• **What the task requires**:
For this exercise, transcribe all the records below exactly.

• **Input data**:
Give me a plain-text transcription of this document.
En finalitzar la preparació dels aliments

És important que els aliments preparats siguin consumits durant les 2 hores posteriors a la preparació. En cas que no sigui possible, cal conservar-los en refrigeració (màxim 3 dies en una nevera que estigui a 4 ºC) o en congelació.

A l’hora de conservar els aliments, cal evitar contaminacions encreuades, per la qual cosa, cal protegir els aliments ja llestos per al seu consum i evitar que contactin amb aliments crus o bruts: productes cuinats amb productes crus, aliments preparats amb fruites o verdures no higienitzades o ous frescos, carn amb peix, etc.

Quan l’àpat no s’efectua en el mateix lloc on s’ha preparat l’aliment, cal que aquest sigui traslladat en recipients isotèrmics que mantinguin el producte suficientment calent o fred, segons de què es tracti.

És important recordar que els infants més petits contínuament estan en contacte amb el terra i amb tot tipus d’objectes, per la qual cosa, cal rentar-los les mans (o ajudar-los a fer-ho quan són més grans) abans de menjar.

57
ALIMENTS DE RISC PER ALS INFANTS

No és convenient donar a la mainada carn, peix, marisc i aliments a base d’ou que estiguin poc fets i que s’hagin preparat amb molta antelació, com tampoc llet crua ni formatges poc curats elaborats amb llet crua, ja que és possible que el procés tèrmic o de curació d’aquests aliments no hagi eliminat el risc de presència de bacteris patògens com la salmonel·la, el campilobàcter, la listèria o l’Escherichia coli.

• **Result**:
Give me a plain-text transcription of this document.
En finalitzar la preparació dels aliments

És important que els aliments preparats siguin consumits durant les 2 hores posteriors a la preparació. En cas que no sigui possible, cal conservar-los en refrigeració (màxim 3 dies en una nevera que estigui a 4 ºC) o en congelació.

A l’hora de conservar els aliments, cal evitar contaminacions encreuades, per la qual cosa, cal protegir els aliments ja llestos per al seu consum i evitar que contactin amb aliments crus o bruts: productes cuinats amb productes crus, aliments preparats amb fruites o verdures no higienitzades o ous frescos, carn amb peix, etc.

Quan l’àpat no s’efectua en el mateix lloc on s’ha preparat l’aliment, cal que aquest sigui traslladat en recipients isotèrmics que mantinguin el producte suficientment calent o fred, segons de què es tracti.

És important recordar que els infants més petits contínuament estan en contacte amb el terra i amb tot tipus d’objectes, per la qual cosa, cal rentar-los les mans (o ajudar-los a fer-ho quan són més grans) abans de menjar.

57
ALIMENTS DE RISC PER ALS INFANTS

No és convenient donar a la mainada carn, peix, marisc i aliments a base d’ou que estiguin poc fets i que s’hagin preparat amb molta antelació, com tampoc llet crua ni formatges poc curats elaborats amb llet crua, ja que és possible que el procés tèrmic o de curació d’aquests aliments no hagi eliminat el risc de presència de bacteris patògens com la salmonel·la, el campilobàcter, la listèria o l’Escherichia coli.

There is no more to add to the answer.